## What to do
Check every line in the records below for the word "price" and report how many have it, nothing more.

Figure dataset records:

>>>

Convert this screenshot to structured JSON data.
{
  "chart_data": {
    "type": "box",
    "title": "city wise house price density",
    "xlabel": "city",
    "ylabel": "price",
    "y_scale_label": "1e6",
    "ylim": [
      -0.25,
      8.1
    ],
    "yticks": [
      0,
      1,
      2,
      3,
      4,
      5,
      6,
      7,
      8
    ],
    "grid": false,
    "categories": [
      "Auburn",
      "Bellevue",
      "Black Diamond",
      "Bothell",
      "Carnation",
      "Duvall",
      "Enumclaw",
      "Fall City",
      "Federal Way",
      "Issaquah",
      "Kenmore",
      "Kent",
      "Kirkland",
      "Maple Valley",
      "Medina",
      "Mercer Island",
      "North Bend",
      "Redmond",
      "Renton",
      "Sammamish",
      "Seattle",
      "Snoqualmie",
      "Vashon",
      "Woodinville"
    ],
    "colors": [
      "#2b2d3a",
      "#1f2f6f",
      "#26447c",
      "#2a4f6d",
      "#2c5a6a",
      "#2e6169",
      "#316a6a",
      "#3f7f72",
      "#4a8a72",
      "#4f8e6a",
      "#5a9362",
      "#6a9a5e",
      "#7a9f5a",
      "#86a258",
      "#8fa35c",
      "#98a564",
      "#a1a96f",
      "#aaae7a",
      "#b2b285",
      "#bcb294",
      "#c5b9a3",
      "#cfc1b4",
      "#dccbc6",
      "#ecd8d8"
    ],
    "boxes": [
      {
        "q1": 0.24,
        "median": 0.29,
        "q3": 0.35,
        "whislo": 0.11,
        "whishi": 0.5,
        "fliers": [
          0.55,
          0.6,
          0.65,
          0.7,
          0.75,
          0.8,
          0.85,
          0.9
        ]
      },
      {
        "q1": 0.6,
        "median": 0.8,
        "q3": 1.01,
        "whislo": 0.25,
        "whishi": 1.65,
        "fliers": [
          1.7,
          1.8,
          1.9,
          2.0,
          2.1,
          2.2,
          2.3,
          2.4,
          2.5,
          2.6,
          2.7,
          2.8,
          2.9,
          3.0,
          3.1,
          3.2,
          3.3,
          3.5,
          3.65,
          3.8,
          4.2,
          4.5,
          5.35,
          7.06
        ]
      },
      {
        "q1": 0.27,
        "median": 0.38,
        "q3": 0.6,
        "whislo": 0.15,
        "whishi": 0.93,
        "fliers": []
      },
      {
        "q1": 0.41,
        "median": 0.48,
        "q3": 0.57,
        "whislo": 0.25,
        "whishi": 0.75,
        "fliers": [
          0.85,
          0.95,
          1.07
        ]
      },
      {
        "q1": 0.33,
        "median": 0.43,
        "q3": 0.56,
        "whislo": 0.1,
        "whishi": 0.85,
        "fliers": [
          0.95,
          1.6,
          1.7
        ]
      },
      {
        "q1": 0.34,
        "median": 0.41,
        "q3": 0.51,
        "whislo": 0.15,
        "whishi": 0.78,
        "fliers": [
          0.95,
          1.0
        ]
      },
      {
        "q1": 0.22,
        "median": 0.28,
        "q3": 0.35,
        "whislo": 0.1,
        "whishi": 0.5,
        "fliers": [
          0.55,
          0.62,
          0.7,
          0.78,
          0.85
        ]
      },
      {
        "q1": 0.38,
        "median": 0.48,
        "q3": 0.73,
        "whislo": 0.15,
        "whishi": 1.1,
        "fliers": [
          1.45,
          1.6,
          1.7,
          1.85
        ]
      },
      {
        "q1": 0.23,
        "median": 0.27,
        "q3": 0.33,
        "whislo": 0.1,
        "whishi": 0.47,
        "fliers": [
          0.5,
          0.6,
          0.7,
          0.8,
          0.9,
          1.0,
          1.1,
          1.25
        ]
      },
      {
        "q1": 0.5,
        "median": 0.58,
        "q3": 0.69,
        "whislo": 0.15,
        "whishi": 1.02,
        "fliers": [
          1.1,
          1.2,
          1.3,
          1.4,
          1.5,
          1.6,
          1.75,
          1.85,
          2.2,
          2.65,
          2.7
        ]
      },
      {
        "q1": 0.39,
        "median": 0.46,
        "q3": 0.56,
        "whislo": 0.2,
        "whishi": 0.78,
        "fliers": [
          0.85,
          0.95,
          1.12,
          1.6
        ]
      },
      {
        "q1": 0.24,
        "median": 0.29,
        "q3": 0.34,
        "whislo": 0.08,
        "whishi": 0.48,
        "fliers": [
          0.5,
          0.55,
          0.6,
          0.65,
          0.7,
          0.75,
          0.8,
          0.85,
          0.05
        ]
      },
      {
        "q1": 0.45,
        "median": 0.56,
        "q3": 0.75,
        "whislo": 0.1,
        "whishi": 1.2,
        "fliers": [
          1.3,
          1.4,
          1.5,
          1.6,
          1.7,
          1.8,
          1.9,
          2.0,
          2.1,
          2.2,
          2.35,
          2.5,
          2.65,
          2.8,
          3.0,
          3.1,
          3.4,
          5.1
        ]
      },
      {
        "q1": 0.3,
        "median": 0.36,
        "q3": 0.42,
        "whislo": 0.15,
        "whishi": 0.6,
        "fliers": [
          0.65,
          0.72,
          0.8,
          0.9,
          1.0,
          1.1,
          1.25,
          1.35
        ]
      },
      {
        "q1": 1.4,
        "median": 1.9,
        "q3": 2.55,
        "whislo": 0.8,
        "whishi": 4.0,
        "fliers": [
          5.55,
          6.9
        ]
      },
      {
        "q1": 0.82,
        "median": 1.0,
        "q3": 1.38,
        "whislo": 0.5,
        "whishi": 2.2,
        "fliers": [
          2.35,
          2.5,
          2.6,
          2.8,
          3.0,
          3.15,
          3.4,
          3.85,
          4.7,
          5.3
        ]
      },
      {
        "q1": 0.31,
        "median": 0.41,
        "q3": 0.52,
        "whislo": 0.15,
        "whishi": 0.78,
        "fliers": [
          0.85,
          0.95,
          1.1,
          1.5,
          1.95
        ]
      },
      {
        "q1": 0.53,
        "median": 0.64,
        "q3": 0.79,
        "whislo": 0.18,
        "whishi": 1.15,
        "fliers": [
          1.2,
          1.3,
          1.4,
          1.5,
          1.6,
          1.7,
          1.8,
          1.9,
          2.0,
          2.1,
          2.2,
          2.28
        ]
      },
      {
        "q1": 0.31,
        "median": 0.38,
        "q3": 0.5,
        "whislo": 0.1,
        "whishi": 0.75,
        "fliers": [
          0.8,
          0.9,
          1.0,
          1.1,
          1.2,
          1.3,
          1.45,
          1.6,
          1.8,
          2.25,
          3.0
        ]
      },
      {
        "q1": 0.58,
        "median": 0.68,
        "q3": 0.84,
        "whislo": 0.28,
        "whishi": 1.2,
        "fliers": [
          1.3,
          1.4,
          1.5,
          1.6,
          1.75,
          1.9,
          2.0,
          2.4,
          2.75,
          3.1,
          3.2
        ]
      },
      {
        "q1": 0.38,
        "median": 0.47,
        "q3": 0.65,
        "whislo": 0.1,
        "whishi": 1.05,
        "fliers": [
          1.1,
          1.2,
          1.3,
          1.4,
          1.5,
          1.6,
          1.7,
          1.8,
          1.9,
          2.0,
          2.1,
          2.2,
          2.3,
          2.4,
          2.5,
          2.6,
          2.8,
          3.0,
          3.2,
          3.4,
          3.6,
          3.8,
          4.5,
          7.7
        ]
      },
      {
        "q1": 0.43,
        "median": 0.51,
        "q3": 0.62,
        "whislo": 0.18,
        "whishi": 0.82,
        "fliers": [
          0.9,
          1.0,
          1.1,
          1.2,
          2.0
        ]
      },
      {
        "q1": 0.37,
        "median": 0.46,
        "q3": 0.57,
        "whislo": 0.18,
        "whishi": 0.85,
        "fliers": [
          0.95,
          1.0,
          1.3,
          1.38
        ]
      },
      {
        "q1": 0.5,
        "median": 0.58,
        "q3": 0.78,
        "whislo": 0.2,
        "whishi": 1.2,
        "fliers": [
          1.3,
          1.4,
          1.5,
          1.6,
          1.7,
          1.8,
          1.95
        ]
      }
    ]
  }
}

<<<

## Finished task
2